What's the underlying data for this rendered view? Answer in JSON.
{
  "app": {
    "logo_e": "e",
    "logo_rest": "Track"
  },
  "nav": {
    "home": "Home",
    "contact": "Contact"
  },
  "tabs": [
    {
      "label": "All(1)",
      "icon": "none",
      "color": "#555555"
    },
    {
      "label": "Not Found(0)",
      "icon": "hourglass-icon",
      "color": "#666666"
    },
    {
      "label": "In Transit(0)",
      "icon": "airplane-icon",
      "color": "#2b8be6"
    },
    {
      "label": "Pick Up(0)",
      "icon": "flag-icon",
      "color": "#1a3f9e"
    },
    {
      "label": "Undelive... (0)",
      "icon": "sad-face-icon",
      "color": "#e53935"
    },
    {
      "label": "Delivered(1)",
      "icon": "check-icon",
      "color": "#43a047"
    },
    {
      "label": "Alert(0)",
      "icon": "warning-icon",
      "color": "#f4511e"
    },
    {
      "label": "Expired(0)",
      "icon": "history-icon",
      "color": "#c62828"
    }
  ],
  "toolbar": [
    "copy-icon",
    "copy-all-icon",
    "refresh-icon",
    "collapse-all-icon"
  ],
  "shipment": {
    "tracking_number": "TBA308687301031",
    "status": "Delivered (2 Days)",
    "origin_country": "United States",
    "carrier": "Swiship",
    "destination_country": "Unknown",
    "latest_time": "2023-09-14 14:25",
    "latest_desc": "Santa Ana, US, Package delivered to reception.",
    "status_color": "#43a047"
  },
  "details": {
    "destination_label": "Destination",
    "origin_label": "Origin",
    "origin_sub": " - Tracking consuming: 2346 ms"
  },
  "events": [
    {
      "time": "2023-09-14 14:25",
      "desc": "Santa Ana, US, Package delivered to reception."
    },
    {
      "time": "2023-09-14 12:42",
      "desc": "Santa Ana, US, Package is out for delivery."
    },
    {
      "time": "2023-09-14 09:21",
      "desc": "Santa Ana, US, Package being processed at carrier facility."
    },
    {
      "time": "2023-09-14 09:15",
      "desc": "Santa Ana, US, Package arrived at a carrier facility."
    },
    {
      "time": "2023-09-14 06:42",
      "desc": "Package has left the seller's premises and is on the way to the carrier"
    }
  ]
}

CHALLENGE: Each entry must be reproduced verbatim.

EXPECTED ANSWER:
What's the underlying data for this rendered view? Answer in JSON.
{
  "app": {
    "logo_e": "e",
    "logo_rest": "Track"
  },
  "nav": {
    "home": "Home",
    "contact": "Contact"
  },
  "tabs": [
    {
      "label": "All(1)",
      "icon": "none",
      "color": "#555555"
    },
    {
      "label": "Not Found(0)",
      "icon": "hourglass-icon",
      "color": "#666666"
    },
    {
      "label": "In Transit(0)",
      "icon": "airplane-icon",
      "color": "#2b8be6"
    },
    {
      "label": "Pick Up(0)",
      "icon": "flag-icon",
      "color": "#1a3f9e"
    },
    {
      "label": "Undelive... (0)",
      "icon": "sad-face-icon",
      "color": "#e53935"
    },
    {
      "label": "Delivered(1)",
      "icon": "check-icon",
      "color": "#43a047"
    },
    {
      "label": "Alert(0)",
      "icon": "warning-icon",
      "color": "#f4511e"
    },
    {
      "label": "Expired(0)",
      "icon": "history-icon",
      "color": "#c62828"
    }
  ],
  "toolbar": [
    "copy-icon",
    "copy-all-icon",
    "refresh-icon",
    "collapse-all-icon"
  ],
  "shipment": {
    "tracking_number": "TBA308687301031",
    "status": "Delivered (2 Days)",
    "origin_country": "United States",
    "carrier": "Swiship",
    "destination_country": "Unknown",
    "latest_time": "2023-09-14 14:25",
    "latest_desc": "Santa Ana, US, Package delivered to reception.",
    "status_color": "#43a047"
  },
  "details": {
    "destination_label": "Destination",
    "origin_label": "Origin",
    "origin_sub": " - Tracking consuming: 2346 ms"
  },
  "events": [
    {
      "time": "2023-09-14 14:25",
      "desc": "Santa Ana, US, Package delivered to reception."
    },
    {
      "time": "2023-09-14 12:42",
      "desc": "Santa Ana, US, Package is out for delivery."
    },
    {
      "time": "2023-09-14 09:21",
      "desc": "Santa Ana, US, Package being processed at carrier facility."
    },
    {
      "time": "2023-09-14 09:15",
      "desc": "Santa Ana, US, Package arrived at a carrier facility."
    },
    {
      "time": "2023-09-14 06:42",
      "desc": "Package has left the seller's premises and is on the way to the carrier"
    }
  ]
}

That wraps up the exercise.